■ **WHAT YOU ARE ASKED TO DO**:
Report how many lines hold the string "Arbetssökande". Give the number and nothing else.

■ **Chart and figure data**:
★ ★ ★ ★ ★ ★ ★

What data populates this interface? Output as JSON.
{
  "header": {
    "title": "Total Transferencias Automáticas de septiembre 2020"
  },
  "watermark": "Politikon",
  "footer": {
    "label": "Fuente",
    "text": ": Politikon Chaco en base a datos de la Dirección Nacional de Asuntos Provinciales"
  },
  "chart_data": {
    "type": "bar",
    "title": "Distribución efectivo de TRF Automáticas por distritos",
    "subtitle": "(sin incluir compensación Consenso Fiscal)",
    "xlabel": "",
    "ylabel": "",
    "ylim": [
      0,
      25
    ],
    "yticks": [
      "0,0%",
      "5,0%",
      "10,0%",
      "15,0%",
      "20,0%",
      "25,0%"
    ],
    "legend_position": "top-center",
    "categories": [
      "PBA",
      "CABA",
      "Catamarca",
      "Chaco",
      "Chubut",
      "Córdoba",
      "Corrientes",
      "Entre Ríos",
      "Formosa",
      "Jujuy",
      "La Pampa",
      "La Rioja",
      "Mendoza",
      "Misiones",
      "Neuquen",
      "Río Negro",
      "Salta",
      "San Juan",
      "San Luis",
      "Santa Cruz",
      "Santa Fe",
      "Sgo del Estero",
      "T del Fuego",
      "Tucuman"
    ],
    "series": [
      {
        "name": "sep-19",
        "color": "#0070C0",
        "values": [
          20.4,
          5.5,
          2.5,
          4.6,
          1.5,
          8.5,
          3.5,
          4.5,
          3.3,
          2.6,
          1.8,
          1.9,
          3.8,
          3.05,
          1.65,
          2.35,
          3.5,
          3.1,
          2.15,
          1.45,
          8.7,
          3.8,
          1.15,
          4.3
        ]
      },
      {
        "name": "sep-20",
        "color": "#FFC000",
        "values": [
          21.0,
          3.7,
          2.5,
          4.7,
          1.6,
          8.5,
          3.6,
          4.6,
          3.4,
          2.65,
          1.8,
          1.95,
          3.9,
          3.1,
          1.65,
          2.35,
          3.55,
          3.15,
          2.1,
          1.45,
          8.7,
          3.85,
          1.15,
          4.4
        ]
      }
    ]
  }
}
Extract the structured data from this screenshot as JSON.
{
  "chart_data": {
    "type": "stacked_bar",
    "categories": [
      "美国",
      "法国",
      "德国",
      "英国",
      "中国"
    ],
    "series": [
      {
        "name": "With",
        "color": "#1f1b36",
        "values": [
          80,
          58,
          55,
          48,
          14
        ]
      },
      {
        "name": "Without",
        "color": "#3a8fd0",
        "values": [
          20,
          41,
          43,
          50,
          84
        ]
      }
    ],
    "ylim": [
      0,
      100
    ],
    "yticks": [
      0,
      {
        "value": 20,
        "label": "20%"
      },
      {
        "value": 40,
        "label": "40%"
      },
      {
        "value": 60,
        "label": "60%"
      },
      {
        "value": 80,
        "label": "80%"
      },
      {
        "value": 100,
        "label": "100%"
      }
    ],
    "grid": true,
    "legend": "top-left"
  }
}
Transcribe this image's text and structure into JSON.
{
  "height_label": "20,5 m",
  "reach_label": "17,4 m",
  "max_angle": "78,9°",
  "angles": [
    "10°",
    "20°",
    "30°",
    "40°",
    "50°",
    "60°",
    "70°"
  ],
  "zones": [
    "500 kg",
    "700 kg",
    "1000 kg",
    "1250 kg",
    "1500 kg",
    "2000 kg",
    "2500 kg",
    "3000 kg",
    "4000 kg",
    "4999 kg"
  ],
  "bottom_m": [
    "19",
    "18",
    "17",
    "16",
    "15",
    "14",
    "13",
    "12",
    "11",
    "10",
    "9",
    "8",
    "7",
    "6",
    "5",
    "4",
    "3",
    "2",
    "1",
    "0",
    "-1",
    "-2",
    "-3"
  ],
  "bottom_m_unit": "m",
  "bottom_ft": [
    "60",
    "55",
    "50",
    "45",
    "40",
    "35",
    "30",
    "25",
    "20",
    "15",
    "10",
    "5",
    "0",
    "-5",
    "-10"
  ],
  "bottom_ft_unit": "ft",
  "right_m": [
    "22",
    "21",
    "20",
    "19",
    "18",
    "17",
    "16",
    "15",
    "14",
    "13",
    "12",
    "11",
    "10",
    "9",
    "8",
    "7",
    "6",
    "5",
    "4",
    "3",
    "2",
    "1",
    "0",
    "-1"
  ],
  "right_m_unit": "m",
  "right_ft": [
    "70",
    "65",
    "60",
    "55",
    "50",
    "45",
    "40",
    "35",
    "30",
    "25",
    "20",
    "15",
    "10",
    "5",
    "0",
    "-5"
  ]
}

★ ★ ★ ★ ★ ★ ★

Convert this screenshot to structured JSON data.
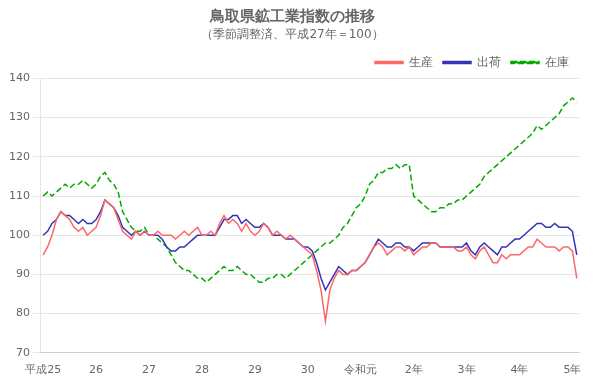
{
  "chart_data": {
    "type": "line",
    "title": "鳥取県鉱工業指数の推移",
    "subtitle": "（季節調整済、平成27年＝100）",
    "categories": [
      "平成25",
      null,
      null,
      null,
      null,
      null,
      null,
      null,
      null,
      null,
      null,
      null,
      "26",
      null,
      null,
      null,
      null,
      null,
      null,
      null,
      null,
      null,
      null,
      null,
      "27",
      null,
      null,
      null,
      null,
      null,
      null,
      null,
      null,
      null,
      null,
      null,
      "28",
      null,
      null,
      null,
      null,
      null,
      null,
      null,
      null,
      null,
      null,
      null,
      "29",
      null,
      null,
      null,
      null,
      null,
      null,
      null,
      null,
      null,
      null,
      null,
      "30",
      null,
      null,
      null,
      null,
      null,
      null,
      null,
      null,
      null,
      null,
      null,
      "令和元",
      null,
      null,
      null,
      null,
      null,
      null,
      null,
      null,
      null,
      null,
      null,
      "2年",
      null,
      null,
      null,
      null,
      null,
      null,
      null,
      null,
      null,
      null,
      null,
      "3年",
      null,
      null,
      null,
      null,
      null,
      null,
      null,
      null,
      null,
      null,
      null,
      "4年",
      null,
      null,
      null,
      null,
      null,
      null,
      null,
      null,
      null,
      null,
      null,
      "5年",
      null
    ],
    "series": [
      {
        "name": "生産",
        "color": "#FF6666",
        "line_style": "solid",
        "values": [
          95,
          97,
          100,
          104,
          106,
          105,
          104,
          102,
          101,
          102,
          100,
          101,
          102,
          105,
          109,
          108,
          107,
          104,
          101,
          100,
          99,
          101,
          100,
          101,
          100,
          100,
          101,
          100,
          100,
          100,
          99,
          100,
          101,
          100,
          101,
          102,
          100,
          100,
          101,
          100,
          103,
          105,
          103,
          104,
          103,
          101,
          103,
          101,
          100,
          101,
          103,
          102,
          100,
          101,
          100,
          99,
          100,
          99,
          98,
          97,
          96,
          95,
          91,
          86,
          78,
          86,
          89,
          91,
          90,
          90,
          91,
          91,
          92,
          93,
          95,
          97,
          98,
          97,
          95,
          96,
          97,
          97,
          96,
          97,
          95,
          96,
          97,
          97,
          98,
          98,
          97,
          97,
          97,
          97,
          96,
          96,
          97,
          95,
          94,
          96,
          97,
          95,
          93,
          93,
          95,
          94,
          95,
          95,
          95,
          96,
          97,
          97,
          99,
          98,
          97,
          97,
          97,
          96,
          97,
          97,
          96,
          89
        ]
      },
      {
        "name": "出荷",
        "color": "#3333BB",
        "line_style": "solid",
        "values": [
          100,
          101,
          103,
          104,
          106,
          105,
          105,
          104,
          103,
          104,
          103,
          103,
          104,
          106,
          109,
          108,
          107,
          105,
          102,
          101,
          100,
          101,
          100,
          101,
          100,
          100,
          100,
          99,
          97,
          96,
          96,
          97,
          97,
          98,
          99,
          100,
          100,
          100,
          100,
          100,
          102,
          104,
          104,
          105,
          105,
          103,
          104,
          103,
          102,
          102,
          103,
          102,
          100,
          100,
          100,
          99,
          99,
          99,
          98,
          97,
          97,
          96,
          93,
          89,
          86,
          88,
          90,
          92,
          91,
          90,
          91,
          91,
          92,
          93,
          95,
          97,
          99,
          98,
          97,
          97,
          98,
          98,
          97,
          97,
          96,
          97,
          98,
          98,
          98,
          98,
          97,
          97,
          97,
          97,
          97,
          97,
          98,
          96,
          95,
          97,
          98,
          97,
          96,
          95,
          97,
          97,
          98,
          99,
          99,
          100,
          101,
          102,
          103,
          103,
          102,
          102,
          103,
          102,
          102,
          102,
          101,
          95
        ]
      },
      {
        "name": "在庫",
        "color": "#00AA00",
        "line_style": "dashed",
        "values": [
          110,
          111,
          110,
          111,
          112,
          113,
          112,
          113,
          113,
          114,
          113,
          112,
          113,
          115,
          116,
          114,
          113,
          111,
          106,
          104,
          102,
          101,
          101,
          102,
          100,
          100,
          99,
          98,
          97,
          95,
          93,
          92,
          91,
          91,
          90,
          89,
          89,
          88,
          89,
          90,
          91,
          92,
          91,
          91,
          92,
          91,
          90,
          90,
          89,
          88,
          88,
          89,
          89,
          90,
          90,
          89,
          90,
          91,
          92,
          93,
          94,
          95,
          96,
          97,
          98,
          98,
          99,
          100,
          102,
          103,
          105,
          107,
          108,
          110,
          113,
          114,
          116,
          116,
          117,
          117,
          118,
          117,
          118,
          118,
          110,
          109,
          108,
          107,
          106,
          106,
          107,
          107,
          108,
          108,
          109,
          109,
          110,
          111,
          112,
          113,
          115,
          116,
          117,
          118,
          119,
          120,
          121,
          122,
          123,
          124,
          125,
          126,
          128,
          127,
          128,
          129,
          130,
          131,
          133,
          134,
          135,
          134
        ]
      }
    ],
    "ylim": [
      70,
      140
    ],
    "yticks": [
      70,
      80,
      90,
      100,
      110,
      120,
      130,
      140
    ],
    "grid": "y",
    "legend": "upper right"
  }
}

★ ★ ★ ★ ★ ★ ★

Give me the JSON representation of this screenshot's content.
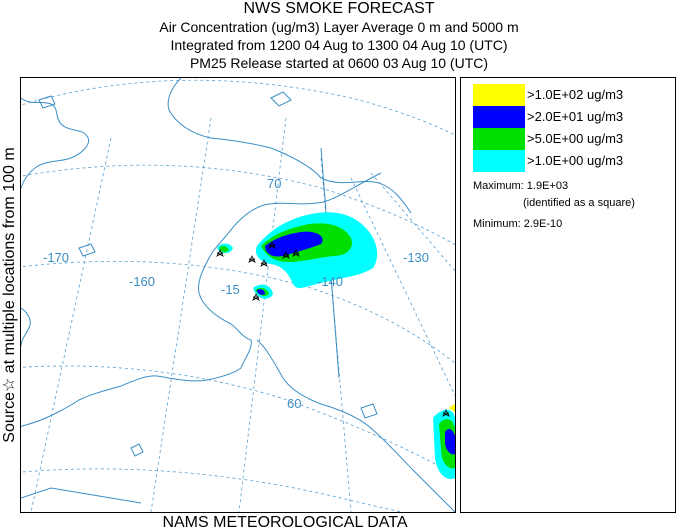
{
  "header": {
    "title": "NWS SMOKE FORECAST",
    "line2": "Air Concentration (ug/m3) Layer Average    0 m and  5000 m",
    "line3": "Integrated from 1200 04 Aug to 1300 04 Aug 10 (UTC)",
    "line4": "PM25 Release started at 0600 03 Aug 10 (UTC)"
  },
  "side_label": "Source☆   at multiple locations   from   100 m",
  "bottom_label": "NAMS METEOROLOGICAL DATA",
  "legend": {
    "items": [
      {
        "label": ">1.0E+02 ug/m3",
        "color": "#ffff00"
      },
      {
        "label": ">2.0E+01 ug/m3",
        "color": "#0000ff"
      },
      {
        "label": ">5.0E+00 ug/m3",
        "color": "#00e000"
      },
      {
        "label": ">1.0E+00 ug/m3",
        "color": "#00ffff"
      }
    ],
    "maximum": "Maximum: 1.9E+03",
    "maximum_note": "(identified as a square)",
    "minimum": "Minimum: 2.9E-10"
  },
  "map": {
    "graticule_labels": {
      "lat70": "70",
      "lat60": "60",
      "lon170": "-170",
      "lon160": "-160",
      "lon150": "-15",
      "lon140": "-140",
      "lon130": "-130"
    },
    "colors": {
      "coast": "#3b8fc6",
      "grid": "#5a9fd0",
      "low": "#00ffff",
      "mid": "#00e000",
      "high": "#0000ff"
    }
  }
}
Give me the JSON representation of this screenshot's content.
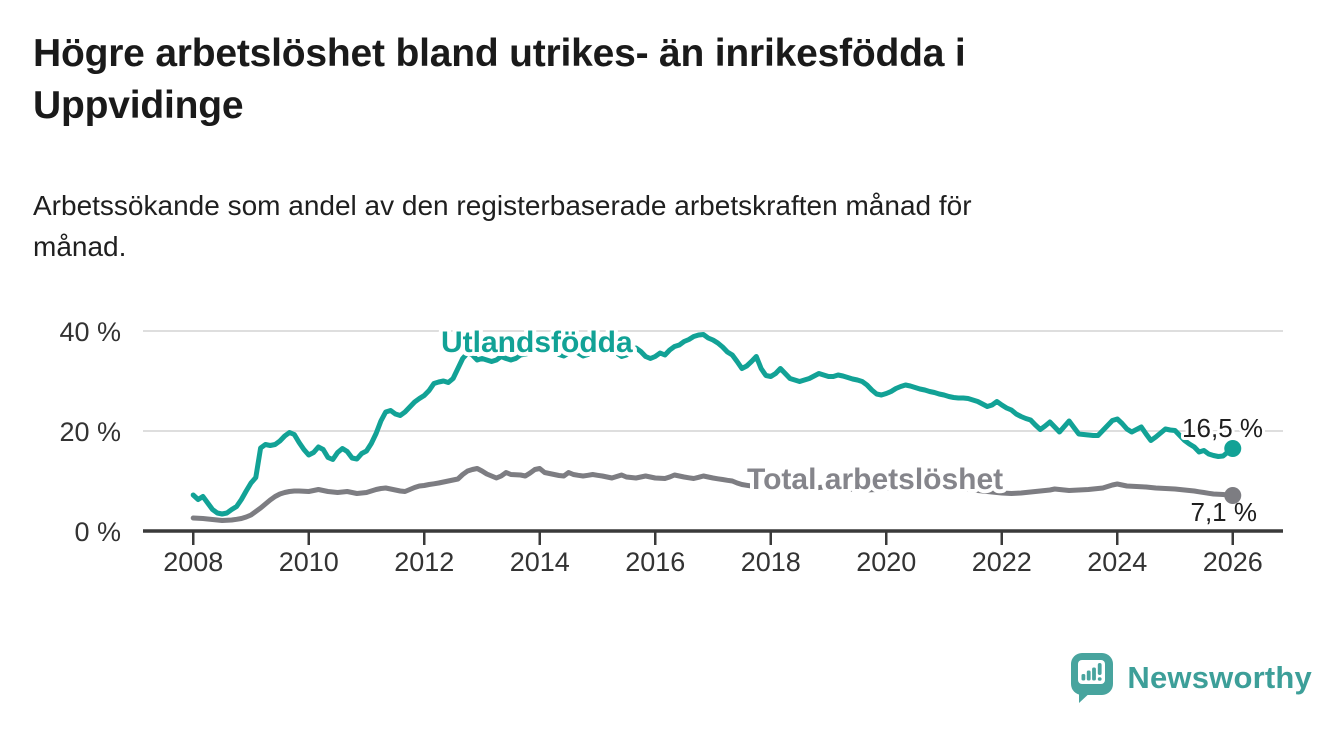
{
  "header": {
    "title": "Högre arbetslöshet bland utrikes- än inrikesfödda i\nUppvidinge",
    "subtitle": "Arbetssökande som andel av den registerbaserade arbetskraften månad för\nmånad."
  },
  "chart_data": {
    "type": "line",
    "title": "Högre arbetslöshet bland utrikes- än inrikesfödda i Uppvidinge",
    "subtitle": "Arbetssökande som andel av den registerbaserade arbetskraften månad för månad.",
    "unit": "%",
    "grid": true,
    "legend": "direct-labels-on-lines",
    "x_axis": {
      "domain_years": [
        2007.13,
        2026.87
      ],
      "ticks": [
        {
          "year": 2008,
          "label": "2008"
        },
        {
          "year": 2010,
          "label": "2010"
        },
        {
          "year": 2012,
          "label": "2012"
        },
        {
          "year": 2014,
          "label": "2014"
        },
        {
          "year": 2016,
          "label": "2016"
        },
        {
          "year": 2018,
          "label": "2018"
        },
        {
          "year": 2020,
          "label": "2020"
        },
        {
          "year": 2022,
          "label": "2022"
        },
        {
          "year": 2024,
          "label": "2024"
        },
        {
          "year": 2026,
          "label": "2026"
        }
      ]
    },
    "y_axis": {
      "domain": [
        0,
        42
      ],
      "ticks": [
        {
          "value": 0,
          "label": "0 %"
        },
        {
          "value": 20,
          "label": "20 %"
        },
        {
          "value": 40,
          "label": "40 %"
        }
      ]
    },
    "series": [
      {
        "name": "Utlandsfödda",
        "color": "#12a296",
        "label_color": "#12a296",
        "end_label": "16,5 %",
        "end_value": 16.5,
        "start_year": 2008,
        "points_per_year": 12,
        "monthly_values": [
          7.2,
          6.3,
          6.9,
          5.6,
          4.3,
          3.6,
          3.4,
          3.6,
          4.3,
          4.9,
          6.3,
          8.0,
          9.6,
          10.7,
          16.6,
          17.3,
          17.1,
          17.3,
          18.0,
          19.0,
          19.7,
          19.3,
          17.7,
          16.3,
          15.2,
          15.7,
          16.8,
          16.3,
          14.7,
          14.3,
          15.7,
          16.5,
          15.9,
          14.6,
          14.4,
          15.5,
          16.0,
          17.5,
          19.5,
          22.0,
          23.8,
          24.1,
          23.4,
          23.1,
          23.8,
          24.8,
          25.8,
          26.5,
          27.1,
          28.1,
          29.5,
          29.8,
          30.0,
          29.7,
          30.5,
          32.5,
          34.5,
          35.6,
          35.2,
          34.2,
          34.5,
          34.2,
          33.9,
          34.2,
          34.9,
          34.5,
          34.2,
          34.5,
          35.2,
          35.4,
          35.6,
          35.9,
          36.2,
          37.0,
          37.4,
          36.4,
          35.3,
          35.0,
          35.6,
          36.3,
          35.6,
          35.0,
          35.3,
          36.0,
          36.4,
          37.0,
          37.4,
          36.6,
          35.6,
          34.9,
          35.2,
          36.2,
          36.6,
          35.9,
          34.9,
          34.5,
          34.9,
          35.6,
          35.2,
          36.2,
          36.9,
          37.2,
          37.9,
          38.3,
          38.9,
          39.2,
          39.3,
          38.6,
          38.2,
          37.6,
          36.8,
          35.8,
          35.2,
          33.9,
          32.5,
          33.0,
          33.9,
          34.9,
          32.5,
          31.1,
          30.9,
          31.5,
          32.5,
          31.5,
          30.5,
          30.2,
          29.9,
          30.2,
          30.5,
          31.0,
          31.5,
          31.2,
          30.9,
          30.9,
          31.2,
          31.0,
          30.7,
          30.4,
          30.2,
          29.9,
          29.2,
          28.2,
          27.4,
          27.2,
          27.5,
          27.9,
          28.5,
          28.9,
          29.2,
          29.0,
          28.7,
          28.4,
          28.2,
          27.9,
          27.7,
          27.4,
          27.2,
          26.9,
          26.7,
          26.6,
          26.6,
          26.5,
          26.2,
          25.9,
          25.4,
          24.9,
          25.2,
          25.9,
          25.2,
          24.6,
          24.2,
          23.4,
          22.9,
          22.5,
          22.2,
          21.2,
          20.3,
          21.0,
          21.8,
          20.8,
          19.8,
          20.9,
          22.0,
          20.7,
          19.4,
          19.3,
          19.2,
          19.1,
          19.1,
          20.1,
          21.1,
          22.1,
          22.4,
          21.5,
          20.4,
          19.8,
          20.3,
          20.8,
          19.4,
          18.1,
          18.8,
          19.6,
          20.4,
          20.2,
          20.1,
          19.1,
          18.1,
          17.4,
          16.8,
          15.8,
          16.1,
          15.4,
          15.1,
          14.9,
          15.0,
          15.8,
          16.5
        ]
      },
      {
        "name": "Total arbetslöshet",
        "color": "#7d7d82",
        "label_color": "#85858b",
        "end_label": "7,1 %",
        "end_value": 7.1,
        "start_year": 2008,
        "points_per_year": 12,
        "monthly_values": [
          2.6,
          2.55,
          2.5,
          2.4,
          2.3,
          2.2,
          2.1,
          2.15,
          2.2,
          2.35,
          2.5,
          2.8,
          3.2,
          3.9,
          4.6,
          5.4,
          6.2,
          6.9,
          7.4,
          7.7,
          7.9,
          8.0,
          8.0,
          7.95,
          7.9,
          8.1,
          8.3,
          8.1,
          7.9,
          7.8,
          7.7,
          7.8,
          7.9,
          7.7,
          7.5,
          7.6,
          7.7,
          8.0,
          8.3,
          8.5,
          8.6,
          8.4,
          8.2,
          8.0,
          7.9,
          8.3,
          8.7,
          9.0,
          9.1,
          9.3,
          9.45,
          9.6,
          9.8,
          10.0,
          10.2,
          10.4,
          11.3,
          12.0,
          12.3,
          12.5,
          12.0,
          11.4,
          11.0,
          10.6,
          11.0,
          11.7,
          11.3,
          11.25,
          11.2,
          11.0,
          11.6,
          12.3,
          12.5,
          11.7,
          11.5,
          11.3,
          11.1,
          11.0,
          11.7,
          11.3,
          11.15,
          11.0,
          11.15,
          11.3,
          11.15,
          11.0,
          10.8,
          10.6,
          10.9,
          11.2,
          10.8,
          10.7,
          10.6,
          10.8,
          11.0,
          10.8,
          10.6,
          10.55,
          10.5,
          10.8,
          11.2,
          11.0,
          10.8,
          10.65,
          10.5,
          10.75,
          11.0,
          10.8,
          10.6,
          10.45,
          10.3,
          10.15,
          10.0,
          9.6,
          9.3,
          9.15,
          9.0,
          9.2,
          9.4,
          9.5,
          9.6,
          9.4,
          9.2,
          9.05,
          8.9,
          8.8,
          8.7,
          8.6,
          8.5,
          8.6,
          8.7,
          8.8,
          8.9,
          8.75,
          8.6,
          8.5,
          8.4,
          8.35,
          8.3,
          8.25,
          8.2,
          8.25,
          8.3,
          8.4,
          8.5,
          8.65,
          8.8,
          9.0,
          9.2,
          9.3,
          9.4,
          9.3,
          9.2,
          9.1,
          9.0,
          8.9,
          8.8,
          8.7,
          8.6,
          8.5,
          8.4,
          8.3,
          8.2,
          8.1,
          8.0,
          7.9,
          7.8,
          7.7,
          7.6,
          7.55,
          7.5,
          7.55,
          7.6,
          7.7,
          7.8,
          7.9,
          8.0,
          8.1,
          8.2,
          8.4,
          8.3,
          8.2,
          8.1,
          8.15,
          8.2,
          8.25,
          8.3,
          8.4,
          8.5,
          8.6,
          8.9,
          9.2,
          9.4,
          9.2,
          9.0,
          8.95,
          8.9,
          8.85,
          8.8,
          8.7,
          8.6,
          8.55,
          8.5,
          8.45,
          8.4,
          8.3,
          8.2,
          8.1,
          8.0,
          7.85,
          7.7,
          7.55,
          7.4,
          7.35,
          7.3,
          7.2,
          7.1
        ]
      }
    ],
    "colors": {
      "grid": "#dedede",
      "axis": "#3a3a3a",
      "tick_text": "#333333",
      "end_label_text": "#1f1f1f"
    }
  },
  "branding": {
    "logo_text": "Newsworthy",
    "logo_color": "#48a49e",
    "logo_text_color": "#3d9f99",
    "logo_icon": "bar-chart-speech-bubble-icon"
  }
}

★ ★ ★ ★ ★ ★ ★

■ **EXERCISE ANSWER**:
2